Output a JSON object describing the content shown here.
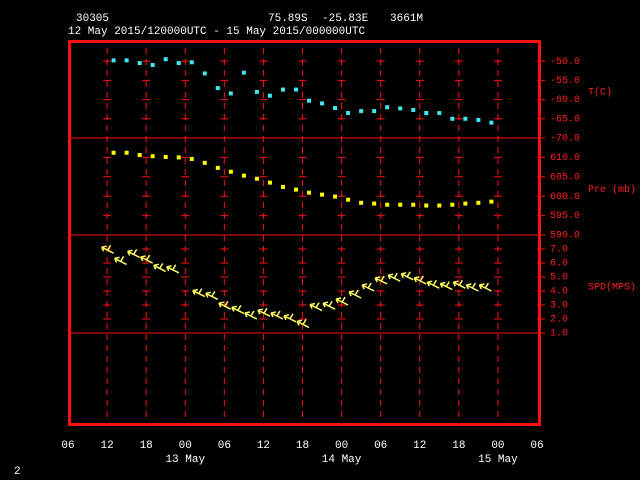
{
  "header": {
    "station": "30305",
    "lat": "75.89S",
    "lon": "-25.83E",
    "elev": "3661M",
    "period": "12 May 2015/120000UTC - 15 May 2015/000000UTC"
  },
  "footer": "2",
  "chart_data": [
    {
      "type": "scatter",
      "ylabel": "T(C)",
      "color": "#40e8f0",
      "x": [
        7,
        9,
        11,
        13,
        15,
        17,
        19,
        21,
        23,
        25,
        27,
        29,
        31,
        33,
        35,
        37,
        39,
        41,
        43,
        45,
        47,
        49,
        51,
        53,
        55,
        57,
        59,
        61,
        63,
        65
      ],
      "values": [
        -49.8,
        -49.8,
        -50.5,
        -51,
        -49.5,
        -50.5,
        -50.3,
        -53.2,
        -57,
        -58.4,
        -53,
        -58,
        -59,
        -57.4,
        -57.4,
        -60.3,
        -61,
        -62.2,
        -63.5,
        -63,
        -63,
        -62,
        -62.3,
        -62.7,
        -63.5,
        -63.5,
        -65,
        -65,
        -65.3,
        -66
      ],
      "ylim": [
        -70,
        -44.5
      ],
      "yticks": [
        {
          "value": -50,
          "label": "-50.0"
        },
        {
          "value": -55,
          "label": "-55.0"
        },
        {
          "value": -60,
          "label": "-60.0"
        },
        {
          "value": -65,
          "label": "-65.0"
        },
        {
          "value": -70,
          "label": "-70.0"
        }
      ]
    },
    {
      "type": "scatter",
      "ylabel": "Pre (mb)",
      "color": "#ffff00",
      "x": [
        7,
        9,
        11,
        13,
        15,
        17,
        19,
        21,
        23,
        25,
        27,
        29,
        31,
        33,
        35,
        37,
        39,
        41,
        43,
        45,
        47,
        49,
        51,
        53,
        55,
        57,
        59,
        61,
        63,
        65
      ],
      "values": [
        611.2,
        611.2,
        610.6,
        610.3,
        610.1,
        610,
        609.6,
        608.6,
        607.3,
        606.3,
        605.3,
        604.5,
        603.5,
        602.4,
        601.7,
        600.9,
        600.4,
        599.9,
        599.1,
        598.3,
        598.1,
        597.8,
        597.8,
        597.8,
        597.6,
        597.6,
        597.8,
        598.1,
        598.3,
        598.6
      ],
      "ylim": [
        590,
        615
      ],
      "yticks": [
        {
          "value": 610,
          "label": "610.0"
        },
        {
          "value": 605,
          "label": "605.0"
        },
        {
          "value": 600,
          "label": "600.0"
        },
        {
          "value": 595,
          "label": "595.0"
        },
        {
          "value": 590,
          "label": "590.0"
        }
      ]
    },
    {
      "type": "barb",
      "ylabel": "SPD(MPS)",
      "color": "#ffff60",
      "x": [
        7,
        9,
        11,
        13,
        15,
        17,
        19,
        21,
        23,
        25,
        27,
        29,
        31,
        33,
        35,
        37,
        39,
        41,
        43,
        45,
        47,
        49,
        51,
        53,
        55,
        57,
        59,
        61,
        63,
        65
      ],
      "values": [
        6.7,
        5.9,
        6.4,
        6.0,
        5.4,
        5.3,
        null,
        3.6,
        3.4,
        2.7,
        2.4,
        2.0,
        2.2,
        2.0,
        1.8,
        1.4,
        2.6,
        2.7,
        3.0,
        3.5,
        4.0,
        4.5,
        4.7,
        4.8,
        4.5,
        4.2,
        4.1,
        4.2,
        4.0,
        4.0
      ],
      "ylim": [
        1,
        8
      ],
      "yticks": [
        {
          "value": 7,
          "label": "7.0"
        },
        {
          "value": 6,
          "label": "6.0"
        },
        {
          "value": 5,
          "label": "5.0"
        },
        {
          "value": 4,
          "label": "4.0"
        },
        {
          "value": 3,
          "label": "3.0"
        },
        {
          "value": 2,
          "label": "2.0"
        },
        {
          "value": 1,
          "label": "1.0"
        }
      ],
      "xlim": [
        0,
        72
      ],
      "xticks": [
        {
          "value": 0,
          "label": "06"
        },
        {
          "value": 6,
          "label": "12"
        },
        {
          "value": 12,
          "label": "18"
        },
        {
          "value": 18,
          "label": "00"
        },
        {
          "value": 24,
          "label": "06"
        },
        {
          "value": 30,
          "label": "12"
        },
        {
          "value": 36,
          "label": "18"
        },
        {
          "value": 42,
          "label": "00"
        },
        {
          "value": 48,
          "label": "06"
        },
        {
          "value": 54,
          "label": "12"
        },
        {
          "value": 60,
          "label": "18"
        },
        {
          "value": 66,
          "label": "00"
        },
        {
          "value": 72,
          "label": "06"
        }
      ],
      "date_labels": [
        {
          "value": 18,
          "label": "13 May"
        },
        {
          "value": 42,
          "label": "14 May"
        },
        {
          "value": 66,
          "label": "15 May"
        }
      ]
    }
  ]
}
...
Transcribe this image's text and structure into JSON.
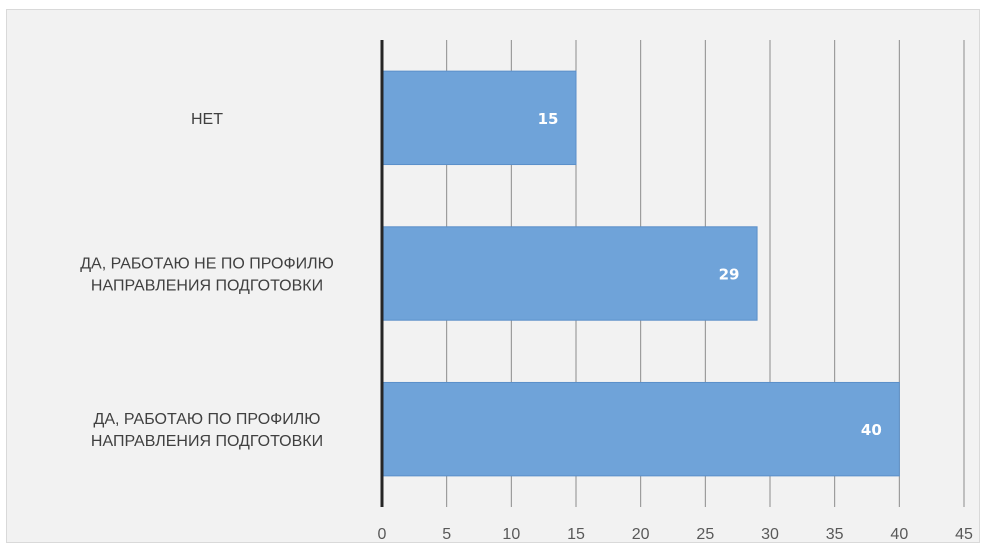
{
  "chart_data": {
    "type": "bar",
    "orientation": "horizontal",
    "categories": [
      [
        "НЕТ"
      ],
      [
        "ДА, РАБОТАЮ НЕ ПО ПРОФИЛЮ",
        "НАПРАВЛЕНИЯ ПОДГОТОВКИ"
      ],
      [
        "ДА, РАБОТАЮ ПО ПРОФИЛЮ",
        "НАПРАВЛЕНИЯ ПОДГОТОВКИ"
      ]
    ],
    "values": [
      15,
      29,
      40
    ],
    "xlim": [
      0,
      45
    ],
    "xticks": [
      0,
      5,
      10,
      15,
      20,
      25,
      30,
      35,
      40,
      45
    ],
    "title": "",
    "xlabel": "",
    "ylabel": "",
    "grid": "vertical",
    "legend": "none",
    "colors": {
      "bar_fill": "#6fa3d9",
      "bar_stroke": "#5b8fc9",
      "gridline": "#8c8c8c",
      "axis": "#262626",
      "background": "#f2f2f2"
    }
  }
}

> GIVEN INSTRUCTION
Select every line of the material above holding the word "type" and copy it.

> PROBLEM SOLUTION
      "type": "scatter",
      "type": "scatter",
      "type": "barb",
    "type": "bar",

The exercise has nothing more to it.